All the data should be repeated exactly. Any image in it is left out.

Data records
* * * * *

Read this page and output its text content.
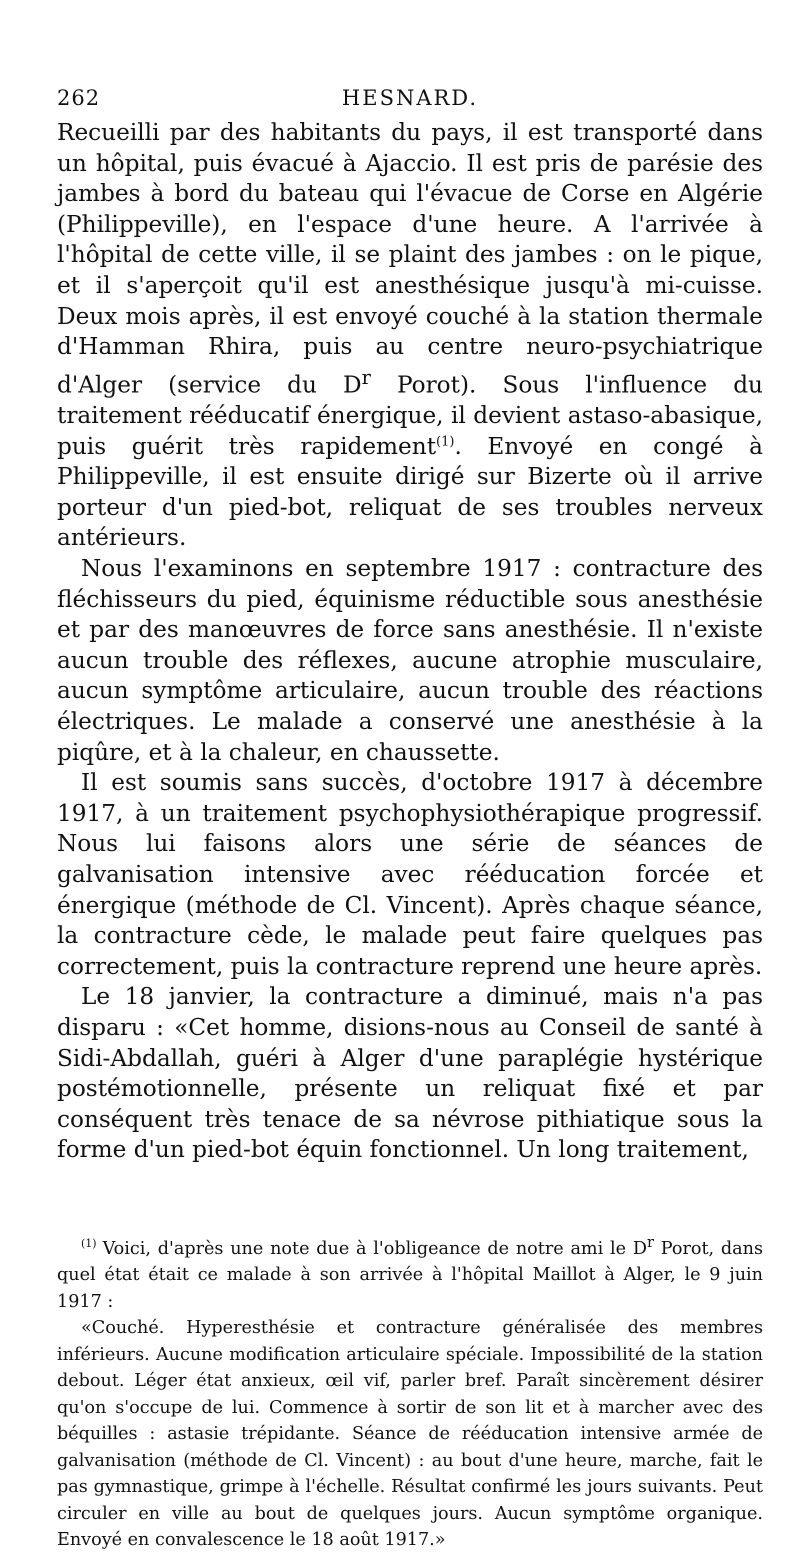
262	HESNARD.

Recueilli par des habitants du pays, il est transporté dans un hôpital, puis évacué à Ajaccio. Il est pris de parésie des jambes à bord du bateau qui l'évacue de Corse en Algérie (Philippeville), en l'espace d'une heure. A l'arrivée à l'hôpital de cette ville, il se plaint des jambes : on le pique, et il s'aperçoit qu'il est anesthésique jusqu'à mi-cuisse. Deux mois après, il est envoyé couché à la station thermale d'Hamman Rhira, puis au centre neuro-psychiatrique d'Alger (service du $D^r$ Porot). Sous l'influence du traitement rééducatif énergique, il devient astaso-abasique, puis guérit très rapidement$^{(1)}$. Envoyé en congé à Philippeville, il est ensuite dirigé sur Bizerte où il arrive porteur d'un pied-bot, reliquat de ses troubles nerveux antérieurs.

Nous l'examinons en septembre 1917 : contracture des fléchisseurs du pied, équinisme réductible sous anesthésie et par des manœuvres de force sans anesthésie. Il n'existe aucun trouble des réflexes, aucune atrophie musculaire, aucun symptôme articulaire, aucun trouble des réactions électriques. Le malade a conservé une anesthésie à la piqûre, et à la chaleur, en chaussette.

Il est soumis sans succès, d'octobre 1917 à décembre 1917, à un traitement psychophysiothérapique progressif. Nous lui faisons alors une série de séances de galvanisation intensive avec rééducation forcée et énergique (méthode de Cl. Vincent). Après chaque séance, la contracture cède, le malade peut faire quelques pas correctement, puis la contracture reprend une heure après.

Le 18 janvier, la contracture a diminué, mais n'a pas disparu : «Cet homme, disions-nous au Conseil de santé à Sidi-Abdallah, guéri à Alger d'une paraplégie hystérique postémotionnelle, présente un reliquat fixé et par conséquent très tenace de sa névrose pithiatique sous la forme d'un pied-bot équin fonctionnel. Un long traitement,

$^{(1)}$ Voici, d'après une note due à l'obligeance de notre ami le $D^r$ Porot, dans quel état était ce malade à son arrivée à l'hôpital Maillot à Alger, le 9 juin 1917 :

«Couché. Hyperesthésie et contracture généralisée des membres inférieurs. Aucune modification articulaire spéciale. Impossibilité de la station debout. Léger état anxieux, œil vif, parler bref. Paraît sincèrement désirer qu'on s'occupe de lui. Commence à sortir de son lit et à marcher avec des béquilles : astasie trépidante. Séance de rééducation intensive armée de galvanisation (méthode de Cl. Vincent) : au bout d'une heure, marche, fait le pas gymnastique, grimpe à l'échelle. Résultat confirmé les jours suivants. Peut circuler en ville au bout de quelques jours. Aucun symptôme organique. Envoyé en convalescence le 18 août 1917.»
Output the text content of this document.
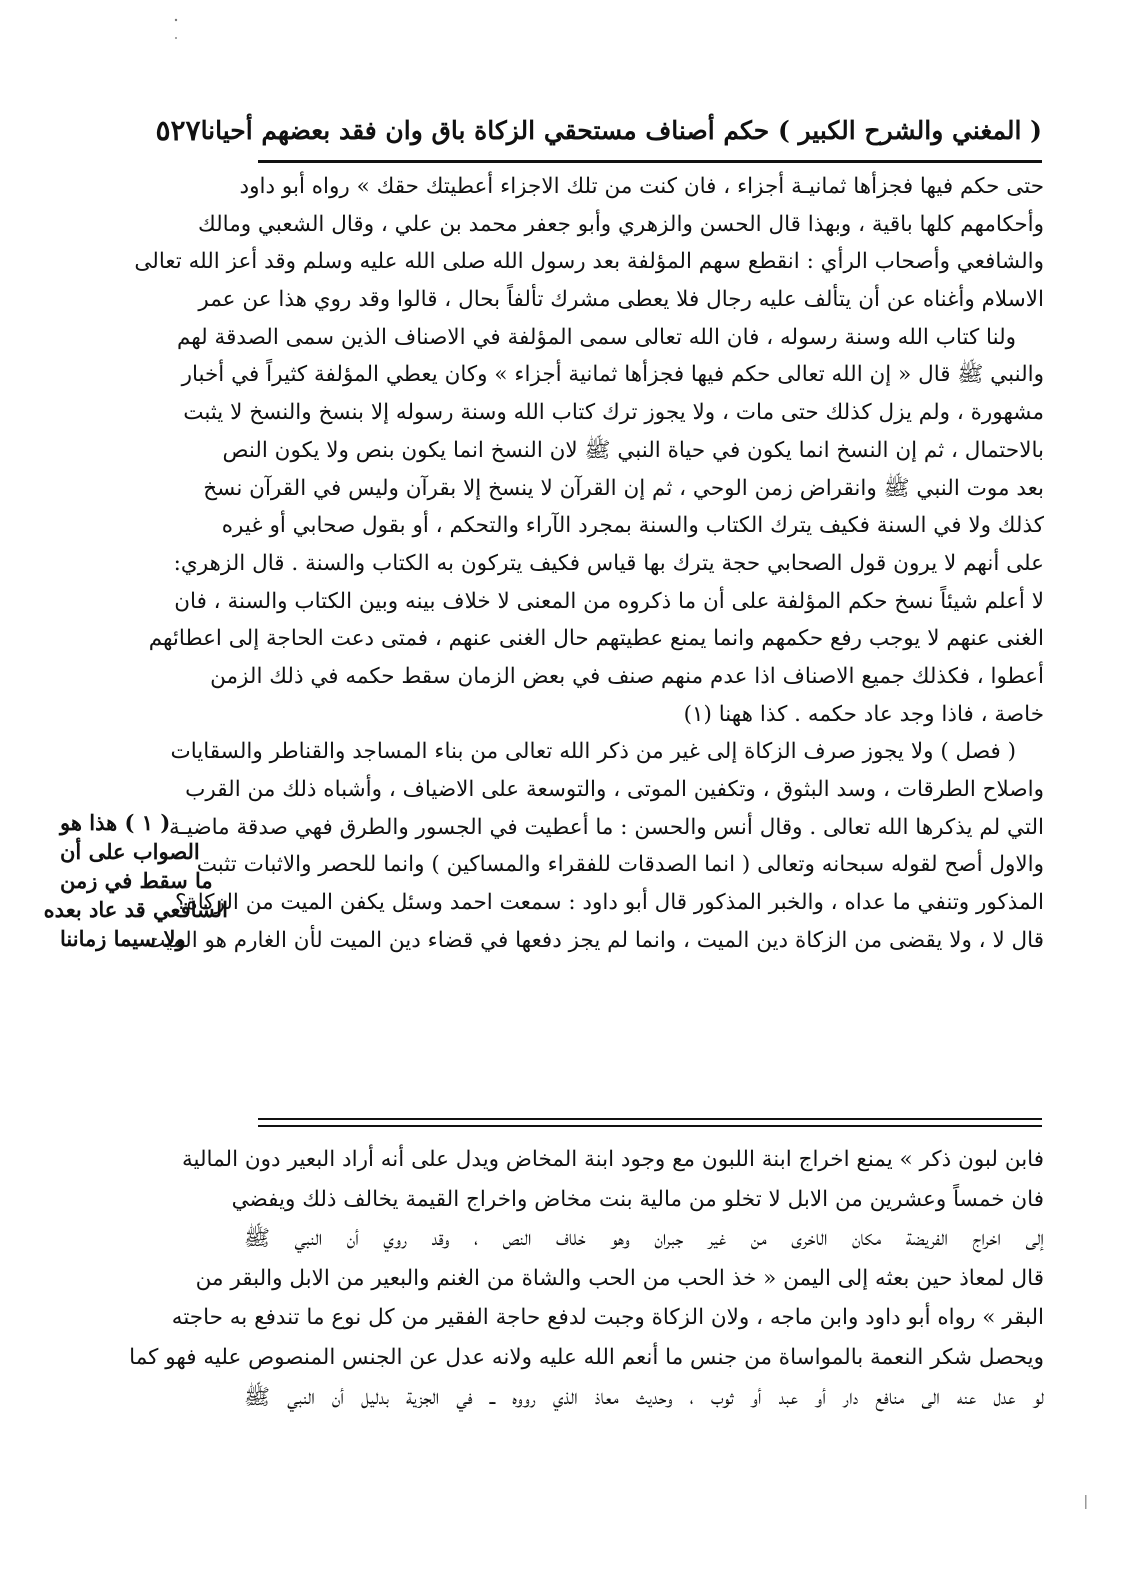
( المغني والشرح الكبير ) حكم أصناف مستحقي الزكاة باق وان فقد بعضهم أحيانا
٥٢٧
حتى حكم فيها فجزأها ثمانيـة أجزاء ، فان كنت من تلك الاجزاء أعطيتك حقك » رواه أبو داود
وأحكامهم كلها باقية ، وبهذا قال الحسن والزهري وأبو جعفر محمد بن علي ، وقال الشعبي ومالك
والشافعي وأصحاب الرأي : انقطع سهم المؤلفة بعد رسول الله صلى الله عليه وسلم وقد أعز الله تعالى
الاسلام وأغناه عن أن يتألف عليه رجال فلا يعطى مشرك تألفاً بحال ، قالوا وقد روي هذا عن عمر
ولنا كتاب الله وسنة رسوله ، فان الله تعالى سمى المؤلفة في الاصناف الذين سمى الصدقة لهم
والنبي ﷺ قال « إن الله تعالى حكم فيها فجزأها ثمانية أجزاء » وكان يعطي المؤلفة كثيراً في أخبار
مشهورة ، ولم يزل كذلك حتى مات ، ولا يجوز ترك كتاب الله وسنة رسوله إلا بنسخ والنسخ لا يثبت
بالاحتمال ، ثم إن النسخ انما يكون في حياة النبي ﷺ لان النسخ انما يكون بنص ولا يكون النص
بعد موت النبي ﷺ وانقراض زمن الوحي ، ثم إن القرآن لا ينسخ إلا بقرآن وليس في القرآن نسخ
كذلك ولا في السنة فكيف يترك الكتاب والسنة بمجرد الآراء والتحكم ، أو بقول صحابي أو غيره
على أنهم لا يرون قول الصحابي حجة يترك بها قياس فكيف يتركون به الكتاب والسنة . قال الزهري:
لا أعلم شيئاً نسخ حكم المؤلفة على أن ما ذكروه من المعنى لا خلاف بينه وبين الكتاب والسنة ، فان
الغنى عنهم لا يوجب رفع حكمهم وانما يمنع عطيتهم حال الغنى عنهم ، فمتى دعت الحاجة إلى اعطائهم
أعطوا ، فكذلك جميع الاصناف اذا عدم منهم صنف في بعض الزمان سقط حكمه في ذلك الزمن
خاصة ، فاذا وجد عاد حكمه . كذا ههنا (١)
( فصل ) ولا يجوز صرف الزكاة إلى غير من ذكر الله تعالى من بناء المساجد والقناطر والسقايات
واصلاح الطرقات ، وسد البثوق ، وتكفين الموتى ، والتوسعة على الاضياف ، وأشباه ذلك من القرب
التي لم يذكرها الله تعالى . وقال أنس والحسن : ما أعطيت في الجسور والطرق فهي صدقة ماضيـة
والاول أصح لقوله سبحانه وتعالى ( انما الصدقات للفقراء والمساكين ) وانما للحصر والاثبات تثبت
المذكور وتنفي ما عداه ، والخبر المذكور قال أبو داود : سمعت احمد وسئل يكفن الميت من الزكاة؟
قال لا ، ولا يقضى من الزكاة دين الميت ، وانما لم يجز دفعها في قضاء دين الميت لأن الغارم هو الميت
فابن لبون ذكر » يمنع اخراج ابنة اللبون مع وجود ابنة المخاض ويدل على أنه أراد البعير دون المالية
فان خمساً وعشرين من الابل لا تخلو من مالية بنت مخاض واخراج القيمة يخالف ذلك ويفضي
إلى اخراج الفريضة مكان الاخرى من غير جبران وهو خلاف النص ، وقد روي أن النبي ﷺ
قال لمعاذ حين بعثه إلى اليمن « خذ الحب من الحب والشاة من الغنم والبعير من الابل والبقر من
البقر » رواه أبو داود وابن ماجه ، ولان الزكاة وجبت لدفع حاجة الفقير من كل نوع ما تندفع به حاجته
ويحصل شكر النعمة بالمواساة من جنس ما أنعم الله عليه ولانه عدل عن الجنس المنصوص عليه فهو كما
لو عدل عنه الى منافع دار أو عبد أو ثوب ، وحديث معاذ الذي رووه ــ في الجزية بدليل أن النبي ﷺ
( ١ ) هذا هو
الصواب على أن
ما سقط في زمن
الشافعي قد عاد بعده
ولا سيما زماننا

* * * * *

- Output of the exercise -
Read this page and output its text content.
262	HESNARD.

Recueilli par des habitants du pays, il est transporté dans un hôpital, puis évacué à Ajaccio. Il est pris de parésie des jambes à bord du bateau qui l'évacue de Corse en Algérie (Philippeville), en l'espace d'une heure. A l'arrivée à l'hôpital de cette ville, il se plaint des jambes : on le pique, et il s'aperçoit qu'il est anesthésique jusqu'à mi-cuisse. Deux mois après, il est envoyé couché à la station thermale d'Hamman Rhira, puis au centre neuro-psychiatrique d'Alger (service du $D^r$ Porot). Sous l'influence du traitement rééducatif énergique, il devient astaso-abasique, puis guérit très rapidement$^{(1)}$. Envoyé en congé à Philippeville, il est ensuite dirigé sur Bizerte où il arrive porteur d'un pied-bot, reliquat de ses troubles nerveux antérieurs.

Nous l'examinons en septembre 1917 : contracture des fléchisseurs du pied, équinisme réductible sous anesthésie et par des manœuvres de force sans anesthésie. Il n'existe aucun trouble des réflexes, aucune atrophie musculaire, aucun symptôme articulaire, aucun trouble des réactions électriques. Le malade a conservé une anesthésie à la piqûre, et à la chaleur, en chaussette.

Il est soumis sans succès, d'octobre 1917 à décembre 1917, à un traitement psychophysiothérapique progressif. Nous lui faisons alors une série de séances de galvanisation intensive avec rééducation forcée et énergique (méthode de Cl. Vincent). Après chaque séance, la contracture cède, le malade peut faire quelques pas correctement, puis la contracture reprend une heure après.

Le 18 janvier, la contracture a diminué, mais n'a pas disparu : «Cet homme, disions-nous au Conseil de santé à Sidi-Abdallah, guéri à Alger d'une paraplégie hystérique postémotionnelle, présente un reliquat fixé et par conséquent très tenace de sa névrose pithiatique sous la forme d'un pied-bot équin fonctionnel. Un long traitement,

$^{(1)}$ Voici, d'après une note due à l'obligeance de notre ami le $D^r$ Porot, dans quel état était ce malade à son arrivée à l'hôpital Maillot à Alger, le 9 juin 1917 :

«Couché. Hyperesthésie et contracture généralisée des membres inférieurs. Aucune modification articulaire spéciale. Impossibilité de la station debout. Léger état anxieux, œil vif, parler bref. Paraît sincèrement désirer qu'on s'occupe de lui. Commence à sortir de son lit et à marcher avec des béquilles : astasie trépidante. Séance de rééducation intensive armée de galvanisation (méthode de Cl. Vincent) : au bout d'une heure, marche, fait le pas gymnastique, grimpe à l'échelle. Résultat confirmé les jours suivants. Peut circuler en ville au bout de quelques jours. Aucun symptôme organique. Envoyé en convalescence le 18 août 1917.»
Output the text content of this document.
( المغني والشرح الكبير ) حكم أصناف مستحقي الزكاة باق وان فقد بعضهم أحيانا
٥٢٧
حتى حكم فيها فجزأها ثمانيـة أجزاء ، فان كنت من تلك الاجزاء أعطيتك حقك » رواه أبو داود
وأحكامهم كلها باقية ، وبهذا قال الحسن والزهري وأبو جعفر محمد بن علي ، وقال الشعبي ومالك
والشافعي وأصحاب الرأي : انقطع سهم المؤلفة بعد رسول الله صلى الله عليه وسلم وقد أعز الله تعالى
الاسلام وأغناه عن أن يتألف عليه رجال فلا يعطى مشرك تألفاً بحال ، قالوا وقد روي هذا عن عمر
ولنا كتاب الله وسنة رسوله ، فان الله تعالى سمى المؤلفة في الاصناف الذين سمى الصدقة لهم
والنبي ﷺ قال « إن الله تعالى حكم فيها فجزأها ثمانية أجزاء » وكان يعطي المؤلفة كثيراً في أخبار
مشهورة ، ولم يزل كذلك حتى مات ، ولا يجوز ترك كتاب الله وسنة رسوله إلا بنسخ والنسخ لا يثبت
بالاحتمال ، ثم إن النسخ انما يكون في حياة النبي ﷺ لان النسخ انما يكون بنص ولا يكون النص
بعد موت النبي ﷺ وانقراض زمن الوحي ، ثم إن القرآن لا ينسخ إلا بقرآن وليس في القرآن نسخ
كذلك ولا في السنة فكيف يترك الكتاب والسنة بمجرد الآراء والتحكم ، أو بقول صحابي أو غيره
على أنهم لا يرون قول الصحابي حجة يترك بها قياس فكيف يتركون به الكتاب والسنة . قال الزهري:
لا أعلم شيئاً نسخ حكم المؤلفة على أن ما ذكروه من المعنى لا خلاف بينه وبين الكتاب والسنة ، فان
الغنى عنهم لا يوجب رفع حكمهم وانما يمنع عطيتهم حال الغنى عنهم ، فمتى دعت الحاجة إلى اعطائهم
أعطوا ، فكذلك جميع الاصناف اذا عدم منهم صنف في بعض الزمان سقط حكمه في ذلك الزمن
خاصة ، فاذا وجد عاد حكمه . كذا ههنا (١)
( فصل ) ولا يجوز صرف الزكاة إلى غير من ذكر الله تعالى من بناء المساجد والقناطر والسقايات
واصلاح الطرقات ، وسد البثوق ، وتكفين الموتى ، والتوسعة على الاضياف ، وأشباه ذلك من القرب
التي لم يذكرها الله تعالى . وقال أنس والحسن : ما أعطيت في الجسور والطرق فهي صدقة ماضيـة
والاول أصح لقوله سبحانه وتعالى ( انما الصدقات للفقراء والمساكين ) وانما للحصر والاثبات تثبت
المذكور وتنفي ما عداه ، والخبر المذكور قال أبو داود : سمعت احمد وسئل يكفن الميت من الزكاة؟
قال لا ، ولا يقضى من الزكاة دين الميت ، وانما لم يجز دفعها في قضاء دين الميت لأن الغارم هو الميت
فابن لبون ذكر » يمنع اخراج ابنة اللبون مع وجود ابنة المخاض ويدل على أنه أراد البعير دون المالية
فان خمساً وعشرين من الابل لا تخلو من مالية بنت مخاض واخراج القيمة يخالف ذلك ويفضي
إلى اخراج الفريضة مكان الاخرى من غير جبران وهو خلاف النص ، وقد روي أن النبي ﷺ
قال لمعاذ حين بعثه إلى اليمن « خذ الحب من الحب والشاة من الغنم والبعير من الابل والبقر من
البقر » رواه أبو داود وابن ماجه ، ولان الزكاة وجبت لدفع حاجة الفقير من كل نوع ما تندفع به حاجته
ويحصل شكر النعمة بالمواساة من جنس ما أنعم الله عليه ولانه عدل عن الجنس المنصوص عليه فهو كما
لو عدل عنه الى منافع دار أو عبد أو ثوب ، وحديث معاذ الذي رووه ــ في الجزية بدليل أن النبي ﷺ
( ١ ) هذا هو
الصواب على أن
ما سقط في زمن
الشافعي قد عاد بعده
ولا سيما زماننا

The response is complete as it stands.